(begin)
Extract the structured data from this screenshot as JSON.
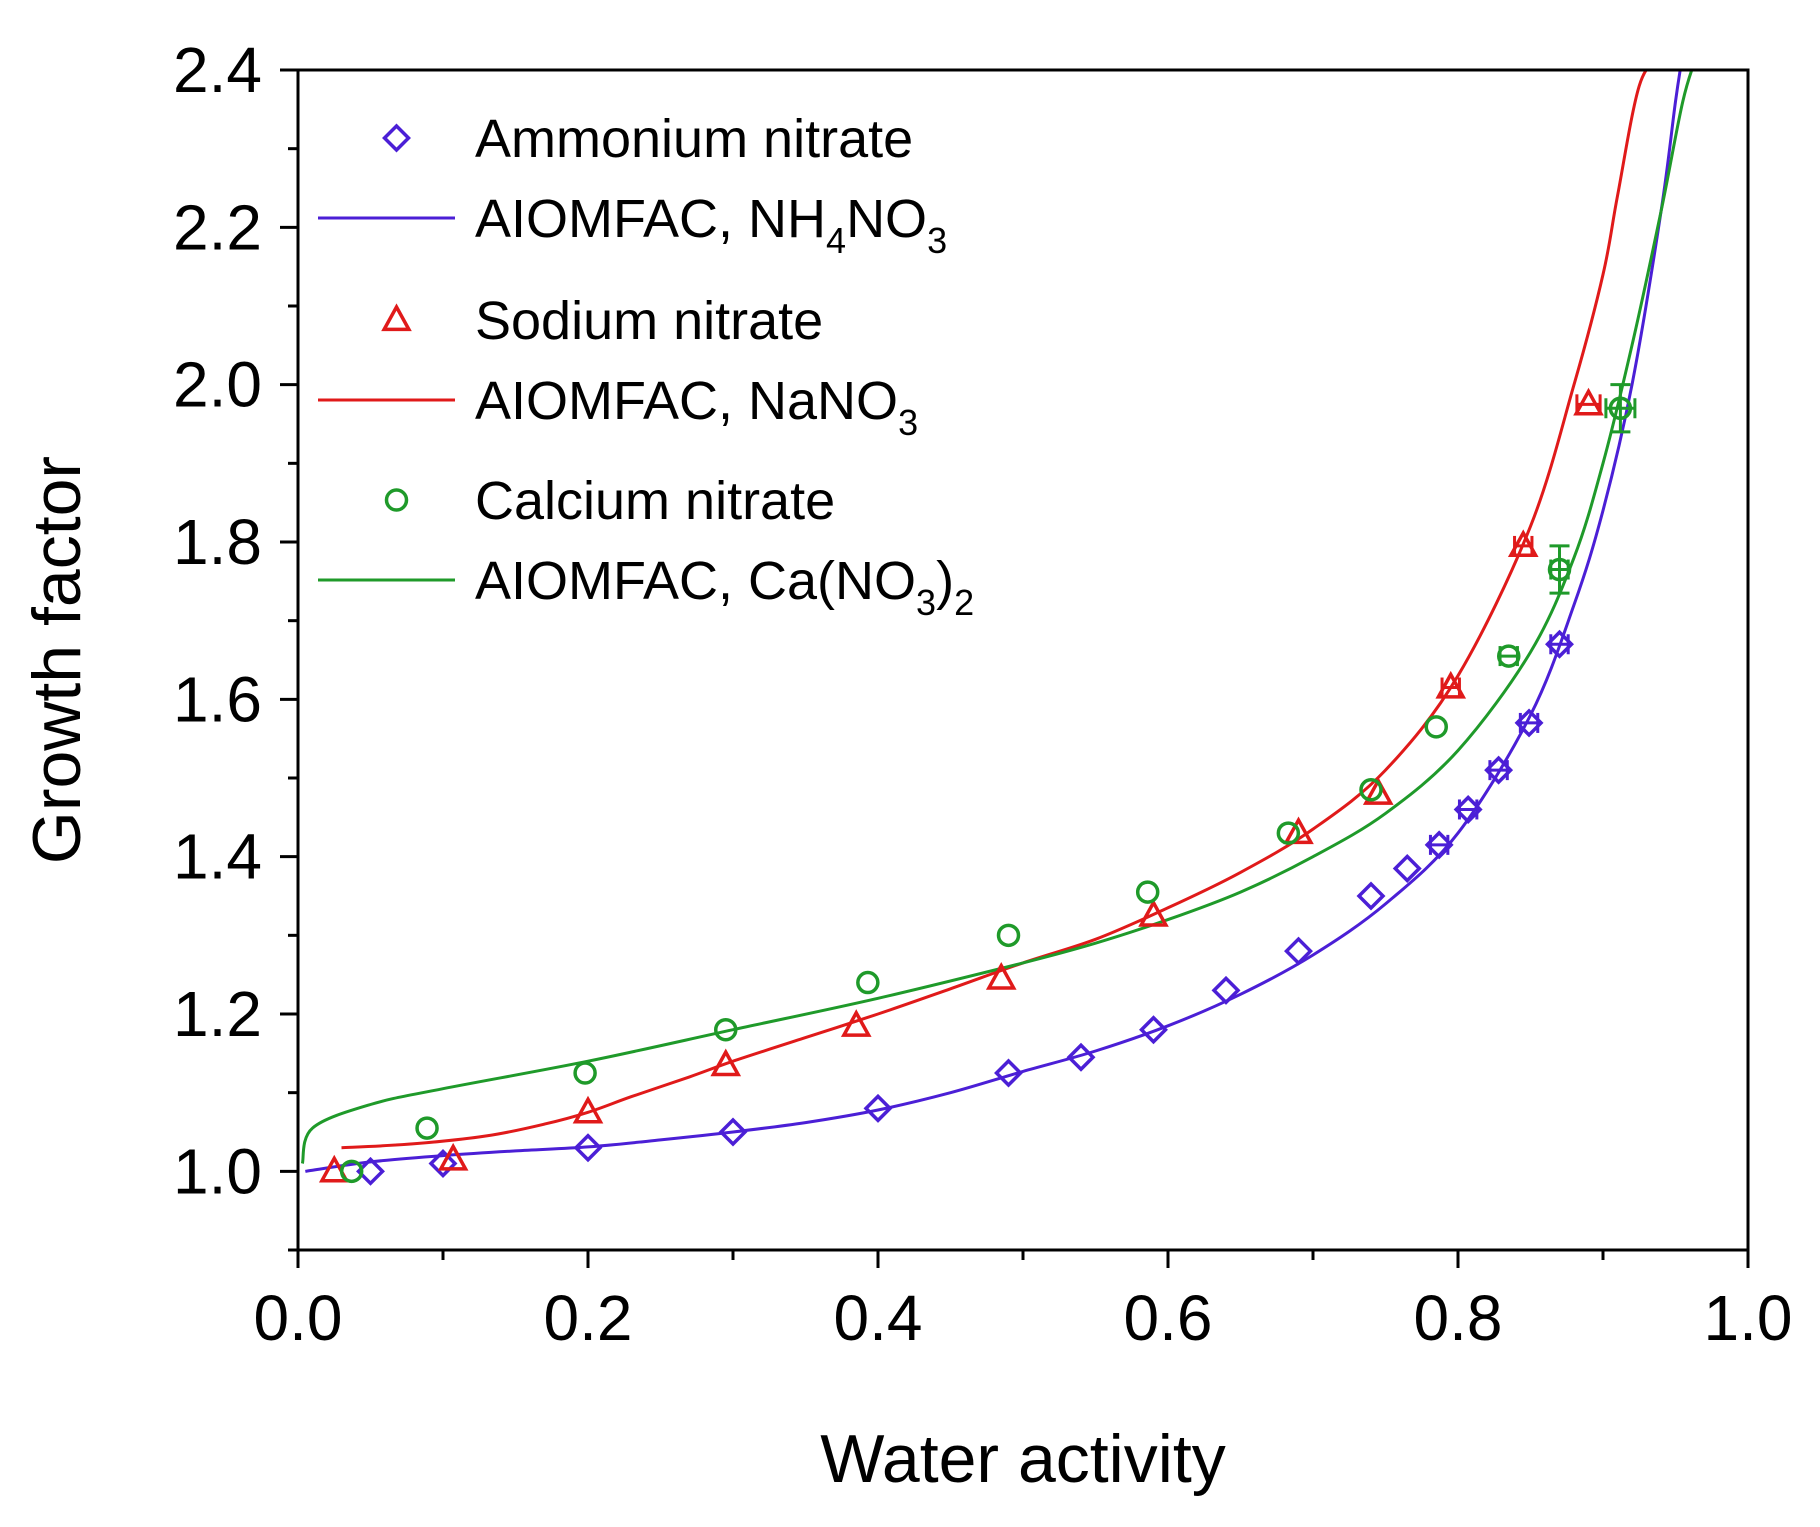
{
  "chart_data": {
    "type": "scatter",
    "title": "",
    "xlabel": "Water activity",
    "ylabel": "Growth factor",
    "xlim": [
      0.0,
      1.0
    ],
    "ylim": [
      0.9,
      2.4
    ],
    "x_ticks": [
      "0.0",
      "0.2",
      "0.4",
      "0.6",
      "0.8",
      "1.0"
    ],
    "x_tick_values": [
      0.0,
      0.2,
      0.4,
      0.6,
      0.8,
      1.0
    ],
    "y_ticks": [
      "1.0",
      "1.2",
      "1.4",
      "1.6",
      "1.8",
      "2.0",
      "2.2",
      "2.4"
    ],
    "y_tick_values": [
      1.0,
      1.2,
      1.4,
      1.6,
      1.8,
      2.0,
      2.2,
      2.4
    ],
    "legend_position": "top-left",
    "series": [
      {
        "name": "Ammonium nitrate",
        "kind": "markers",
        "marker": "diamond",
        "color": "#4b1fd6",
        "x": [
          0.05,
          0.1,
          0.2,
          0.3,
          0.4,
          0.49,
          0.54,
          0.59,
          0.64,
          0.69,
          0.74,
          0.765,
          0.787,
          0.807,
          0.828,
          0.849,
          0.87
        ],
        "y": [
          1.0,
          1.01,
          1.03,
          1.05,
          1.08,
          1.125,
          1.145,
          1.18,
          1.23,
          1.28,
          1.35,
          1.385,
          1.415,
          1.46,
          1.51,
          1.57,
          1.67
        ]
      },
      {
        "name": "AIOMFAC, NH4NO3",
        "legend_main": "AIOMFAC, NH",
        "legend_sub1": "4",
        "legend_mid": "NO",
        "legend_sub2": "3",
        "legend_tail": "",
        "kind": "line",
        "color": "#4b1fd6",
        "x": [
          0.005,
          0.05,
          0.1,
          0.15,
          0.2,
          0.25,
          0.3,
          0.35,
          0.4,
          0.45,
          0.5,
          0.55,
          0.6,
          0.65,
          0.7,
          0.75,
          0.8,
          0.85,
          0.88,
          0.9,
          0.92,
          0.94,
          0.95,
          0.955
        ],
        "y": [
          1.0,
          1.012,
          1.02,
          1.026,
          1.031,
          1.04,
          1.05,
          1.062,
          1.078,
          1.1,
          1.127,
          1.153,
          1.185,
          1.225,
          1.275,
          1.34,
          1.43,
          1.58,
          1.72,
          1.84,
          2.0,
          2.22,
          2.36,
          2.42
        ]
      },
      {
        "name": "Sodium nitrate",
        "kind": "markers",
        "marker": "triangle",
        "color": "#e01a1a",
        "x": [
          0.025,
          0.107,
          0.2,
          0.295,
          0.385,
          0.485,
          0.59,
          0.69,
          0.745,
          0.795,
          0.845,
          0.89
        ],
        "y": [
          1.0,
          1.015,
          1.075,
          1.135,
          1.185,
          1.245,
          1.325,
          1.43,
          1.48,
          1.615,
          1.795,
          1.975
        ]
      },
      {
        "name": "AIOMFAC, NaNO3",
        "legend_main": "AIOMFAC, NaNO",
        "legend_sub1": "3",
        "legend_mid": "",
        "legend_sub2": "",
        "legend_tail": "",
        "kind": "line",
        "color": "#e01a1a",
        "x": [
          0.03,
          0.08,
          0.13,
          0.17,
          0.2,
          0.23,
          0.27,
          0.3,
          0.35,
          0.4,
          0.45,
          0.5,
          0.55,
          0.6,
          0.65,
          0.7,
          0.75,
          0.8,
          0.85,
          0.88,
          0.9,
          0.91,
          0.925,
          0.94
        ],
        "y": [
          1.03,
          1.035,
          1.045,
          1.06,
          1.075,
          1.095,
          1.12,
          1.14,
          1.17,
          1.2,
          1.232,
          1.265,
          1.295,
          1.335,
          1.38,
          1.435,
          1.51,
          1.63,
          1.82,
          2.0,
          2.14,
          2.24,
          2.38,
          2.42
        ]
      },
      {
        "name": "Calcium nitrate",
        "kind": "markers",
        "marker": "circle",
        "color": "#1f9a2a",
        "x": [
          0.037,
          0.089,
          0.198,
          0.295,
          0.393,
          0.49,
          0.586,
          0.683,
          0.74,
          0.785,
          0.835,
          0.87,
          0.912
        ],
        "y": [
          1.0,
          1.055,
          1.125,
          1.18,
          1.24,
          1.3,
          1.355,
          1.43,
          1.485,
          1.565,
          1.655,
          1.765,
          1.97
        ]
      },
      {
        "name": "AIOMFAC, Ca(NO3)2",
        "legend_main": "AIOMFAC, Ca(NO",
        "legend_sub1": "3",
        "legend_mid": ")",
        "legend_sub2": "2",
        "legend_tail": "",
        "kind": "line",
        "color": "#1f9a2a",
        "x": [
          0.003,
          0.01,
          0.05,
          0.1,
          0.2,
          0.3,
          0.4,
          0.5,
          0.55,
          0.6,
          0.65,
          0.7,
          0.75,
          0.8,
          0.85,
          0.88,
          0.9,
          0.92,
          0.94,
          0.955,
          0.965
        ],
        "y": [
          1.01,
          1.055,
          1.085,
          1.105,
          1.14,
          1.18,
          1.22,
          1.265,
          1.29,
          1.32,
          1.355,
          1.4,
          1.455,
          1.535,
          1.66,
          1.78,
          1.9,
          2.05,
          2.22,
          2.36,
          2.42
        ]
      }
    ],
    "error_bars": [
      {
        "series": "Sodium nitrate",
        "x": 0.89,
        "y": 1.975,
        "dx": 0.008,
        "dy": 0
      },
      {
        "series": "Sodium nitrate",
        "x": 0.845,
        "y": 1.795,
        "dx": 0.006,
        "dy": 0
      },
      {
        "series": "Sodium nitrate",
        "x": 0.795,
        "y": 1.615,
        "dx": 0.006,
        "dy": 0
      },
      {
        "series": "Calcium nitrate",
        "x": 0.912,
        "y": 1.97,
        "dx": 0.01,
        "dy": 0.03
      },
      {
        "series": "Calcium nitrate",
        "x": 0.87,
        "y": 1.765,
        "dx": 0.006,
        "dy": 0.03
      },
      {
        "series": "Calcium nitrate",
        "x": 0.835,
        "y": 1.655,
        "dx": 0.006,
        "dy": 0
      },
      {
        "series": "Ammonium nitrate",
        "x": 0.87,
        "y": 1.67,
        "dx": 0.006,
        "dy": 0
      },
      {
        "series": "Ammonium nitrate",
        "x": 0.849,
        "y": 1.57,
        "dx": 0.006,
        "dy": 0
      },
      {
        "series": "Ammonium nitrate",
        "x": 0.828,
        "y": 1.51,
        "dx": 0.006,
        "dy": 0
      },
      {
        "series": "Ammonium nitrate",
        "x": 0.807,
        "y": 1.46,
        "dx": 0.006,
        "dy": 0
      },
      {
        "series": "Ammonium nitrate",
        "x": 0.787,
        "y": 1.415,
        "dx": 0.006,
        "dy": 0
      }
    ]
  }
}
(end)
**What you will do**
Reproduce the data above in full, exactly as it is, with the pictures left out.

**Worked solution**
Extract the structured data from this screenshot as JSON.
{
  "chart_data": {
    "type": "scatter",
    "title": "",
    "xlabel": "Water activity",
    "ylabel": "Growth factor",
    "xlim": [
      0.0,
      1.0
    ],
    "ylim": [
      0.9,
      2.4
    ],
    "x_ticks": [
      "0.0",
      "0.2",
      "0.4",
      "0.6",
      "0.8",
      "1.0"
    ],
    "x_tick_values": [
      0.0,
      0.2,
      0.4,
      0.6,
      0.8,
      1.0
    ],
    "y_ticks": [
      "1.0",
      "1.2",
      "1.4",
      "1.6",
      "1.8",
      "2.0",
      "2.2",
      "2.4"
    ],
    "y_tick_values": [
      1.0,
      1.2,
      1.4,
      1.6,
      1.8,
      2.0,
      2.2,
      2.4
    ],
    "legend_position": "top-left",
    "series": [
      {
        "name": "Ammonium nitrate",
        "kind": "markers",
        "marker": "diamond",
        "color": "#4b1fd6",
        "x": [
          0.05,
          0.1,
          0.2,
          0.3,
          0.4,
          0.49,
          0.54,
          0.59,
          0.64,
          0.69,
          0.74,
          0.765,
          0.787,
          0.807,
          0.828,
          0.849,
          0.87
        ],
        "y": [
          1.0,
          1.01,
          1.03,
          1.05,
          1.08,
          1.125,
          1.145,
          1.18,
          1.23,
          1.28,
          1.35,
          1.385,
          1.415,
          1.46,
          1.51,
          1.57,
          1.67
        ]
      },
      {
        "name": "AIOMFAC, NH4NO3",
        "legend_main": "AIOMFAC, NH",
        "legend_sub1": "4",
        "legend_mid": "NO",
        "legend_sub2": "3",
        "legend_tail": "",
        "kind": "line",
        "color": "#4b1fd6",
        "x": [
          0.005,
          0.05,
          0.1,
          0.15,
          0.2,
          0.25,
          0.3,
          0.35,
          0.4,
          0.45,
          0.5,
          0.55,
          0.6,
          0.65,
          0.7,
          0.75,
          0.8,
          0.85,
          0.88,
          0.9,
          0.92,
          0.94,
          0.95,
          0.955
        ],
        "y": [
          1.0,
          1.012,
          1.02,
          1.026,
          1.031,
          1.04,
          1.05,
          1.062,
          1.078,
          1.1,
          1.127,
          1.153,
          1.185,
          1.225,
          1.275,
          1.34,
          1.43,
          1.58,
          1.72,
          1.84,
          2.0,
          2.22,
          2.36,
          2.42
        ]
      },
      {
        "name": "Sodium nitrate",
        "kind": "markers",
        "marker": "triangle",
        "color": "#e01a1a",
        "x": [
          0.025,
          0.107,
          0.2,
          0.295,
          0.385,
          0.485,
          0.59,
          0.69,
          0.745,
          0.795,
          0.845,
          0.89
        ],
        "y": [
          1.0,
          1.015,
          1.075,
          1.135,
          1.185,
          1.245,
          1.325,
          1.43,
          1.48,
          1.615,
          1.795,
          1.975
        ]
      },
      {
        "name": "AIOMFAC, NaNO3",
        "legend_main": "AIOMFAC, NaNO",
        "legend_sub1": "3",
        "legend_mid": "",
        "legend_sub2": "",
        "legend_tail": "",
        "kind": "line",
        "color": "#e01a1a",
        "x": [
          0.03,
          0.08,
          0.13,
          0.17,
          0.2,
          0.23,
          0.27,
          0.3,
          0.35,
          0.4,
          0.45,
          0.5,
          0.55,
          0.6,
          0.65,
          0.7,
          0.75,
          0.8,
          0.85,
          0.88,
          0.9,
          0.91,
          0.925,
          0.94
        ],
        "y": [
          1.03,
          1.035,
          1.045,
          1.06,
          1.075,
          1.095,
          1.12,
          1.14,
          1.17,
          1.2,
          1.232,
          1.265,
          1.295,
          1.335,
          1.38,
          1.435,
          1.51,
          1.63,
          1.82,
          2.0,
          2.14,
          2.24,
          2.38,
          2.42
        ]
      },
      {
        "name": "Calcium nitrate",
        "kind": "markers",
        "marker": "circle",
        "color": "#1f9a2a",
        "x": [
          0.037,
          0.089,
          0.198,
          0.295,
          0.393,
          0.49,
          0.586,
          0.683,
          0.74,
          0.785,
          0.835,
          0.87,
          0.912
        ],
        "y": [
          1.0,
          1.055,
          1.125,
          1.18,
          1.24,
          1.3,
          1.355,
          1.43,
          1.485,
          1.565,
          1.655,
          1.765,
          1.97
        ]
      },
      {
        "name": "AIOMFAC, Ca(NO3)2",
        "legend_main": "AIOMFAC, Ca(NO",
        "legend_sub1": "3",
        "legend_mid": ")",
        "legend_sub2": "2",
        "legend_tail": "",
        "kind": "line",
        "color": "#1f9a2a",
        "x": [
          0.003,
          0.01,
          0.05,
          0.1,
          0.2,
          0.3,
          0.4,
          0.5,
          0.55,
          0.6,
          0.65,
          0.7,
          0.75,
          0.8,
          0.85,
          0.88,
          0.9,
          0.92,
          0.94,
          0.955,
          0.965
        ],
        "y": [
          1.01,
          1.055,
          1.085,
          1.105,
          1.14,
          1.18,
          1.22,
          1.265,
          1.29,
          1.32,
          1.355,
          1.4,
          1.455,
          1.535,
          1.66,
          1.78,
          1.9,
          2.05,
          2.22,
          2.36,
          2.42
        ]
      }
    ],
    "error_bars": [
      {
        "series": "Sodium nitrate",
        "x": 0.89,
        "y": 1.975,
        "dx": 0.008,
        "dy": 0
      },
      {
        "series": "Sodium nitrate",
        "x": 0.845,
        "y": 1.795,
        "dx": 0.006,
        "dy": 0
      },
      {
        "series": "Sodium nitrate",
        "x": 0.795,
        "y": 1.615,
        "dx": 0.006,
        "dy": 0
      },
      {
        "series": "Calcium nitrate",
        "x": 0.912,
        "y": 1.97,
        "dx": 0.01,
        "dy": 0.03
      },
      {
        "series": "Calcium nitrate",
        "x": 0.87,
        "y": 1.765,
        "dx": 0.006,
        "dy": 0.03
      },
      {
        "series": "Calcium nitrate",
        "x": 0.835,
        "y": 1.655,
        "dx": 0.006,
        "dy": 0
      },
      {
        "series": "Ammonium nitrate",
        "x": 0.87,
        "y": 1.67,
        "dx": 0.006,
        "dy": 0
      },
      {
        "series": "Ammonium nitrate",
        "x": 0.849,
        "y": 1.57,
        "dx": 0.006,
        "dy": 0
      },
      {
        "series": "Ammonium nitrate",
        "x": 0.828,
        "y": 1.51,
        "dx": 0.006,
        "dy": 0
      },
      {
        "series": "Ammonium nitrate",
        "x": 0.807,
        "y": 1.46,
        "dx": 0.006,
        "dy": 0
      },
      {
        "series": "Ammonium nitrate",
        "x": 0.787,
        "y": 1.415,
        "dx": 0.006,
        "dy": 0
      }
    ]
  }
}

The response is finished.